◆ **TASK DETAILS**
Select, from the data, each line where "桩基工程" occurs.

◆ **MATERIAL FOR THE TASK**

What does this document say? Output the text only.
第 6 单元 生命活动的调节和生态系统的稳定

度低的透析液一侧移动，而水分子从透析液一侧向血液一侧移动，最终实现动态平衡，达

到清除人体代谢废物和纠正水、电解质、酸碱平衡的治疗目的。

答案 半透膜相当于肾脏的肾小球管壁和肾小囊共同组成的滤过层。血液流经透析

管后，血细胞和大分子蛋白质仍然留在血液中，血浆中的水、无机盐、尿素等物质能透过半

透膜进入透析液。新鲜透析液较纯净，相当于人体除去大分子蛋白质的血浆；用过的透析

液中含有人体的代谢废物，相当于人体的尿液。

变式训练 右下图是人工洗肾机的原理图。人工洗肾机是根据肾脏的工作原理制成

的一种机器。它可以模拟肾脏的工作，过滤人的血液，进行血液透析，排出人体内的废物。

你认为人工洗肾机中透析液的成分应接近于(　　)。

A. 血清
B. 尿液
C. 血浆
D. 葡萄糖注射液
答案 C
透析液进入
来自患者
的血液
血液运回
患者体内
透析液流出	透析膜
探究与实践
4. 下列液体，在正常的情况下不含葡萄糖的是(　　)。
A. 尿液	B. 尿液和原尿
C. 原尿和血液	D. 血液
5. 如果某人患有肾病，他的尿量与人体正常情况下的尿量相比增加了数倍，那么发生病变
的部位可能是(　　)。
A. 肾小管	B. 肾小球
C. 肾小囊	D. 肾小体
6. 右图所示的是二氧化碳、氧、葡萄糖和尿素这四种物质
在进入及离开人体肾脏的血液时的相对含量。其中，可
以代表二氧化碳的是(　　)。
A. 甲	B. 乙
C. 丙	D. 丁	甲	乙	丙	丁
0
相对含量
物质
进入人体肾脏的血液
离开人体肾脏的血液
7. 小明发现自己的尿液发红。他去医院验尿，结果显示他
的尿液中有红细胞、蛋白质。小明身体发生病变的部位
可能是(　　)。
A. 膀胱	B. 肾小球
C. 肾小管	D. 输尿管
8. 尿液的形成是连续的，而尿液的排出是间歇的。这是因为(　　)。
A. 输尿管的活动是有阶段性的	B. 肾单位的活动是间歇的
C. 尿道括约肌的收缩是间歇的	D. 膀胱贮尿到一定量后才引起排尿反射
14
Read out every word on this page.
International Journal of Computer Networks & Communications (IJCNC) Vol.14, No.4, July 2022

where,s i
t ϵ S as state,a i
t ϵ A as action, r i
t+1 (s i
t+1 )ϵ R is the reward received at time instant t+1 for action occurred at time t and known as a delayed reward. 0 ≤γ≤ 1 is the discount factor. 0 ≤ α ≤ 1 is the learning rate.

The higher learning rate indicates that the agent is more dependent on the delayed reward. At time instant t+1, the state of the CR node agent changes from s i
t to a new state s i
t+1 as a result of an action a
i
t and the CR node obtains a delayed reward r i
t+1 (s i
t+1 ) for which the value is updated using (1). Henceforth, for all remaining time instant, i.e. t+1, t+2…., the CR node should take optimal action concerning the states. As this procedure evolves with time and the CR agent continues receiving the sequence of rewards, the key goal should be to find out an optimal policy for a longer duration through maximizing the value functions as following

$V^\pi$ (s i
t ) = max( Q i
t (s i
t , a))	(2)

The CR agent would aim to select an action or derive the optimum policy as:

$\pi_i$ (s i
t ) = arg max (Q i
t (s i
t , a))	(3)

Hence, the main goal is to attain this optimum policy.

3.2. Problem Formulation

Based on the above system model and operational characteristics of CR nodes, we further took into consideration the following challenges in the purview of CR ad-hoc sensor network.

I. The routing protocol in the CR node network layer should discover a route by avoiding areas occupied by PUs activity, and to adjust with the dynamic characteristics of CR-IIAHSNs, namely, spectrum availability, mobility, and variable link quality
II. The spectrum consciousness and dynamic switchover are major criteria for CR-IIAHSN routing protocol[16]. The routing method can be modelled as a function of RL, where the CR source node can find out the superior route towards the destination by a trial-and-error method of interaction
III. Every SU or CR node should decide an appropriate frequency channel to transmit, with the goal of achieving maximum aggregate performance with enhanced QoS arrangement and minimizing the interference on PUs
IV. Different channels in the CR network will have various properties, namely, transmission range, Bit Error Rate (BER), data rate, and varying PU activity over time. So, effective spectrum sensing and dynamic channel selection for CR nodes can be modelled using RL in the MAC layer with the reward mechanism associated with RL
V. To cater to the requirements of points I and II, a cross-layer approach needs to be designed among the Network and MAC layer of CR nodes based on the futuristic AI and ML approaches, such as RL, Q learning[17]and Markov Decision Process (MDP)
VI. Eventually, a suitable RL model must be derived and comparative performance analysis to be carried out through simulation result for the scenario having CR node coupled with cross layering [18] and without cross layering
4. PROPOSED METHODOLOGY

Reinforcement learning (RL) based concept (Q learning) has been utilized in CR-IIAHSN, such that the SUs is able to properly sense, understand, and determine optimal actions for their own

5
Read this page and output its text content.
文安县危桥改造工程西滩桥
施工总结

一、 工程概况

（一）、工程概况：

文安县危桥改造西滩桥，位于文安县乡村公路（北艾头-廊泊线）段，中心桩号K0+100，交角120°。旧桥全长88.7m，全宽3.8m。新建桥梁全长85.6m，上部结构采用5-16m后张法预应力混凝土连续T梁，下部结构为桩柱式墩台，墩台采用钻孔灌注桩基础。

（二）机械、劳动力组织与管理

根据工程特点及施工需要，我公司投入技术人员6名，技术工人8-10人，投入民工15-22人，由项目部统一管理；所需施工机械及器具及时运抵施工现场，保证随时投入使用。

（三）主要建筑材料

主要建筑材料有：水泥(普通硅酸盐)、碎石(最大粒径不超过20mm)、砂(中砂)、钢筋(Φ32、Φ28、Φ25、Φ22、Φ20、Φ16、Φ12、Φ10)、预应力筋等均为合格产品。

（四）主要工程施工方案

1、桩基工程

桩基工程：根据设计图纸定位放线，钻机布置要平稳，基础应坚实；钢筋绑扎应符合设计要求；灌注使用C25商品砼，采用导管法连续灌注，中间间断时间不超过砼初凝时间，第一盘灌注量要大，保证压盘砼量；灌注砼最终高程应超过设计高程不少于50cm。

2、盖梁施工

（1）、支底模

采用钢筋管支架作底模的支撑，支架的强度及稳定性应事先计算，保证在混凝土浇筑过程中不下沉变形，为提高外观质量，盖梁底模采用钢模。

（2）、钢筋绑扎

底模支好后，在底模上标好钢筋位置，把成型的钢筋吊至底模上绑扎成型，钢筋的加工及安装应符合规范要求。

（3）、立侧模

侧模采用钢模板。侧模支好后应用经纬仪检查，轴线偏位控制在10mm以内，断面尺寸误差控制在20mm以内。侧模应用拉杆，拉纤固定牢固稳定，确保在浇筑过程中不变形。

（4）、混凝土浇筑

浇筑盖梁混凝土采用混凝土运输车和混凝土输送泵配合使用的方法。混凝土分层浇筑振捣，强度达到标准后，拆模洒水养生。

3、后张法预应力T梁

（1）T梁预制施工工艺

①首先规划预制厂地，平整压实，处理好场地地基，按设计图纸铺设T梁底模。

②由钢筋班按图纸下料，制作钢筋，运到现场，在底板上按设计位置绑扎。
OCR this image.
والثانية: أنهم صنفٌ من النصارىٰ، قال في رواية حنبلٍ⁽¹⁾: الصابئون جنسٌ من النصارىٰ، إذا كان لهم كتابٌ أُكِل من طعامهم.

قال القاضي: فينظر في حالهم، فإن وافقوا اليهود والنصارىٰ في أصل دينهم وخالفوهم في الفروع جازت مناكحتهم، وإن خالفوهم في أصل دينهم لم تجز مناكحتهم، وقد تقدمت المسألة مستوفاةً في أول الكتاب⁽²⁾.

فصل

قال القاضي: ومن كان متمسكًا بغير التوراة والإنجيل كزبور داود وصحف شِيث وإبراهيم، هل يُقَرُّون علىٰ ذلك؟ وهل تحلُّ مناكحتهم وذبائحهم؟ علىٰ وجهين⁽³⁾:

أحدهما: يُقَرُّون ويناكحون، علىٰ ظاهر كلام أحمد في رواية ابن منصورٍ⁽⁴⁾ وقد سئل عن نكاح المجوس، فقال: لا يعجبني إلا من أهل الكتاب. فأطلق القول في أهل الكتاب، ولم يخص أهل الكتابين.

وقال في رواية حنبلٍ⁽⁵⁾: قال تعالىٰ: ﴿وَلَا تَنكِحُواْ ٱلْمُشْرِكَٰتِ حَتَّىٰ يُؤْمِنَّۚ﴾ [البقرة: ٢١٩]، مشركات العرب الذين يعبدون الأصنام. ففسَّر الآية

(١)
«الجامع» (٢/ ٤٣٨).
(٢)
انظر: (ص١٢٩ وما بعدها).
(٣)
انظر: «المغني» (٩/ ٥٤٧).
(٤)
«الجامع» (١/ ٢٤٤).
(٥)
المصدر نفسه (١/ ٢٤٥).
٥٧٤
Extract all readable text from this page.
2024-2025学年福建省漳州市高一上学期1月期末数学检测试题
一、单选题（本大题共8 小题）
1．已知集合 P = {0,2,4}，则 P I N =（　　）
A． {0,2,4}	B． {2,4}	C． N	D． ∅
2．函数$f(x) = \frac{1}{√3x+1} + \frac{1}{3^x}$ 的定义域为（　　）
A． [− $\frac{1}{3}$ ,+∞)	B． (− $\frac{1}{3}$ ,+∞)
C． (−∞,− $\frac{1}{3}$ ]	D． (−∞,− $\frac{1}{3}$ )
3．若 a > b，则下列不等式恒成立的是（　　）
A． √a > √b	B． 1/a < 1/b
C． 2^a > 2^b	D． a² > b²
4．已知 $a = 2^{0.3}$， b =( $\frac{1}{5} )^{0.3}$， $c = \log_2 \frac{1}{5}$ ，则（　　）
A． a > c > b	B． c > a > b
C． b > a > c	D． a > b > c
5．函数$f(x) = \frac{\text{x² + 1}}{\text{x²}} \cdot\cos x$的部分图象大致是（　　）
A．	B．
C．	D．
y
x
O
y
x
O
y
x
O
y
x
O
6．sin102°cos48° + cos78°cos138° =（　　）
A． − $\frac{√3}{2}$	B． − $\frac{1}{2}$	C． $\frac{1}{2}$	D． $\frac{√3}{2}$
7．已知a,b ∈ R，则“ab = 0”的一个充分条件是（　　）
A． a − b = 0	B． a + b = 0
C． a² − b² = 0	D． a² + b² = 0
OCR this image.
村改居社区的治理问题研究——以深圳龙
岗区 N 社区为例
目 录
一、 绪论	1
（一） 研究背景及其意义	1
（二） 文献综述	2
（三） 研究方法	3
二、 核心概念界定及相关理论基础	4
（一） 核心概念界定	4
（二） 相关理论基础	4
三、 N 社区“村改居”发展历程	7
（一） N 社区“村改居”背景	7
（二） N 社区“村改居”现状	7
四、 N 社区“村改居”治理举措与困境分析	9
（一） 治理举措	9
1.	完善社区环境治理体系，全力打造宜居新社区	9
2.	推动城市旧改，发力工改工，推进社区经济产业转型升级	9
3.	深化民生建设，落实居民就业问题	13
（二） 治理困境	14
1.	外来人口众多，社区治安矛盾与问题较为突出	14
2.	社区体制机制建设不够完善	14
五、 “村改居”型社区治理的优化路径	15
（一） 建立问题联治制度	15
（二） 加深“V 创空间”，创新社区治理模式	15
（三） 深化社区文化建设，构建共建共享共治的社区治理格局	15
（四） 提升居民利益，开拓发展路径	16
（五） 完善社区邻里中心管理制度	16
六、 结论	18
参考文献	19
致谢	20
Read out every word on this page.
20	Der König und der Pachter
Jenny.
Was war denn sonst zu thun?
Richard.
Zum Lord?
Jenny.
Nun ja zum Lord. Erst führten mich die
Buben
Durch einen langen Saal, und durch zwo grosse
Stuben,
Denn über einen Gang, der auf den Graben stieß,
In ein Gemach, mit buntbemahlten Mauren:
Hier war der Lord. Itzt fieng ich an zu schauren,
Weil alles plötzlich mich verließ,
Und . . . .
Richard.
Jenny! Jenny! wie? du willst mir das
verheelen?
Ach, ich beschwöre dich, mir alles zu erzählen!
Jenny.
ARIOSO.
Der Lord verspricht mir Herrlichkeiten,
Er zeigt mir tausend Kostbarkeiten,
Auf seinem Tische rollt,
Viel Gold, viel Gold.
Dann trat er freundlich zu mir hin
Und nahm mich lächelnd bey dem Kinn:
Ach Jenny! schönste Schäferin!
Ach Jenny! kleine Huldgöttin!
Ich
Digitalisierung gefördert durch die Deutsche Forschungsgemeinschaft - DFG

◆ **RESULT FOR THIS TASK**
1、桩基工程
桩基工程：根据设计图纸定位放线，钻机布置要平稳，基础应坚实；钢筋绑扎应符合设计要求；灌注使用C25商品砼，采用导管法连续灌注，中间间断时间不超过砼初凝时间，第一盘灌注量要大，保证压盘砼量；灌注砼最终高程应超过设计高程不少于50cm。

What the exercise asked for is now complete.